[start]
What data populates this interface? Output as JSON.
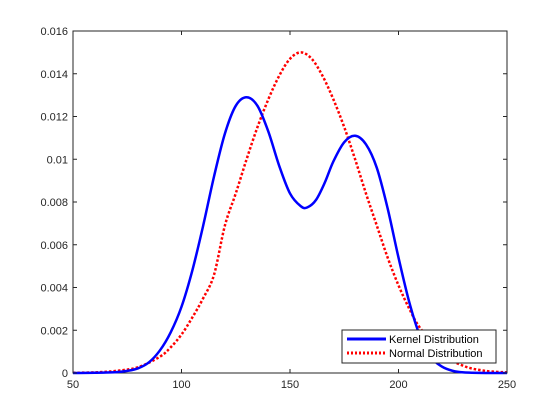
{
  "chart_data": {
    "type": "line",
    "title": "",
    "xlabel": "",
    "ylabel": "",
    "xlim": [
      50,
      250
    ],
    "ylim": [
      0,
      0.016
    ],
    "grid": false,
    "legend_position": "bottom-right",
    "x_ticks": [
      "50",
      "100",
      "150",
      "200",
      "250"
    ],
    "y_ticks": [
      "0",
      "0.002",
      "0.004",
      "0.006",
      "0.008",
      "0.01",
      "0.012",
      "0.014",
      "0.016"
    ],
    "series": [
      {
        "name": "Kernel Distribution",
        "color": "#0000ff",
        "style": "solid",
        "x": [
          50,
          60,
          70,
          75,
          80,
          85,
          90,
          95,
          100,
          105,
          110,
          115,
          120,
          125,
          130,
          135,
          140,
          145,
          150,
          155,
          158,
          162,
          166,
          170,
          175,
          180,
          185,
          190,
          195,
          200,
          205,
          210,
          215,
          220,
          225,
          230,
          240,
          250
        ],
        "y": [
          0,
          1e-05,
          4e-05,
          0.0001,
          0.00022,
          0.0005,
          0.00105,
          0.0019,
          0.0031,
          0.0048,
          0.0069,
          0.0092,
          0.0112,
          0.0125,
          0.0129,
          0.0125,
          0.0113,
          0.0097,
          0.0084,
          0.0078,
          0.00775,
          0.0081,
          0.0089,
          0.0099,
          0.0108,
          0.0111,
          0.0107,
          0.0096,
          0.0077,
          0.0054,
          0.0033,
          0.0017,
          0.00075,
          0.0003,
          0.0001,
          3e-05,
          2e-06,
          0
        ]
      },
      {
        "name": "Normal Distribution",
        "color": "#ff0000",
        "style": "dotted",
        "x": [
          50,
          60,
          70,
          80,
          90,
          95,
          100,
          105,
          110,
          115,
          120,
          125,
          130,
          135,
          140,
          145,
          150,
          155,
          160,
          165,
          170,
          175,
          180,
          185,
          190,
          195,
          200,
          205,
          210,
          220,
          230,
          240,
          250
        ],
        "y": [
          1e-05,
          3e-05,
          0.0001,
          0.00027,
          0.00076,
          0.0012,
          0.0018,
          0.0026,
          0.0035,
          0.0046,
          0.0069,
          0.0084,
          0.01,
          0.0115,
          0.0128,
          0.0139,
          0.0147,
          0.015,
          0.0147,
          0.0139,
          0.0128,
          0.0115,
          0.01,
          0.0084,
          0.0069,
          0.0054,
          0.0041,
          0.003,
          0.0021,
          0.0009,
          0.00033,
          0.0001,
          3e-05
        ]
      }
    ]
  }
}
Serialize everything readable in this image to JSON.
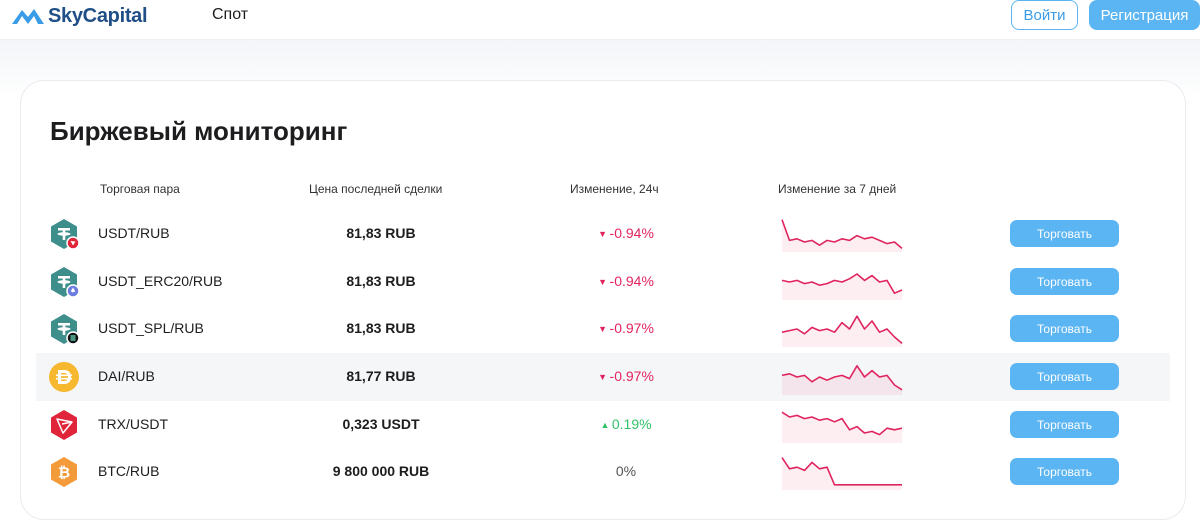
{
  "header": {
    "brand": "SkyCapital",
    "nav_spot": "Спот",
    "login_label": "Войти",
    "register_label": "Регистрация"
  },
  "main": {
    "title": "Биржевый мониторинг",
    "columns": [
      "Торговая пара",
      "Цена последней сделки",
      "Изменение, 24ч",
      "Изменение за 7 дней"
    ],
    "trade_label": "Торговать",
    "rows": [
      {
        "pair": "USDT/RUB",
        "price": "81,83 RUB",
        "change": "-0.94%",
        "dir": "neg",
        "icon": "usdt-trc20-icon",
        "spark": [
          0.95,
          0.3,
          0.35,
          0.25,
          0.3,
          0.15,
          0.3,
          0.25,
          0.35,
          0.3,
          0.45,
          0.35,
          0.4,
          0.3,
          0.2,
          0.25,
          0.05
        ]
      },
      {
        "pair": "USDT_ERC20/RUB",
        "price": "81,83 RUB",
        "change": "-0.94%",
        "dir": "neg",
        "icon": "usdt-erc20-icon",
        "spark": [
          0.55,
          0.5,
          0.55,
          0.45,
          0.5,
          0.4,
          0.45,
          0.55,
          0.5,
          0.6,
          0.75,
          0.55,
          0.7,
          0.5,
          0.55,
          0.15,
          0.25
        ]
      },
      {
        "pair": "USDT_SPL/RUB",
        "price": "81,83 RUB",
        "change": "-0.97%",
        "dir": "neg",
        "icon": "usdt-spl-icon",
        "spark": [
          0.4,
          0.45,
          0.5,
          0.35,
          0.55,
          0.45,
          0.5,
          0.4,
          0.7,
          0.5,
          0.9,
          0.5,
          0.75,
          0.4,
          0.5,
          0.25,
          0.05
        ]
      },
      {
        "pair": "DAI/RUB",
        "price": "81,77 RUB",
        "change": "-0.97%",
        "dir": "neg",
        "icon": "dai-icon",
        "spark": [
          0.55,
          0.6,
          0.5,
          0.55,
          0.35,
          0.5,
          0.4,
          0.5,
          0.55,
          0.45,
          0.85,
          0.5,
          0.7,
          0.5,
          0.55,
          0.25,
          0.1
        ]
      },
      {
        "pair": "TRX/USDT",
        "price": "0,323 USDT",
        "change": "0.19%",
        "dir": "pos",
        "icon": "trx-icon",
        "spark": [
          0.9,
          0.75,
          0.8,
          0.7,
          0.75,
          0.65,
          0.7,
          0.6,
          0.7,
          0.35,
          0.45,
          0.25,
          0.3,
          0.2,
          0.4,
          0.35,
          0.4
        ]
      },
      {
        "pair": "BTC/RUB",
        "price": "9 800 000 RUB",
        "change": "0%",
        "dir": "zero",
        "icon": "btc-icon",
        "spark": [
          0.95,
          0.6,
          0.65,
          0.55,
          0.8,
          0.6,
          0.65,
          0.1,
          0.1,
          0.1,
          0.1,
          0.1,
          0.1,
          0.1,
          0.1,
          0.1,
          0.1
        ]
      }
    ]
  },
  "colors": {
    "accent": "#5bb5f2",
    "negative": "#e0245e",
    "positive": "#33c26a",
    "spark": "#e0245e"
  }
}
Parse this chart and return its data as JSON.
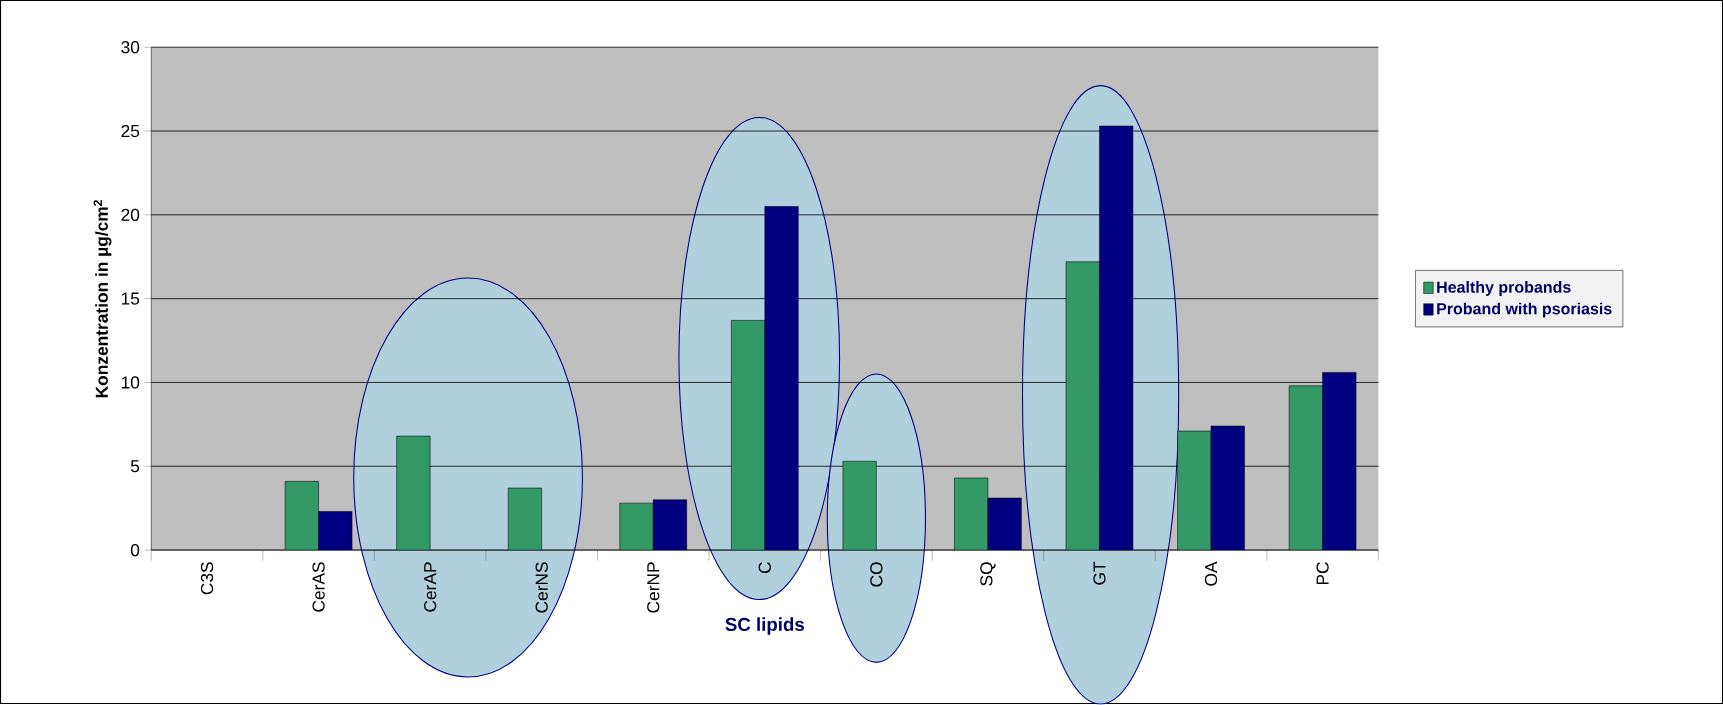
[end]
■ **YOUR TASK**
Output nothing but the number of lines in the data containing the string "Distribution".

■ **REPLY TO THE TASK**
2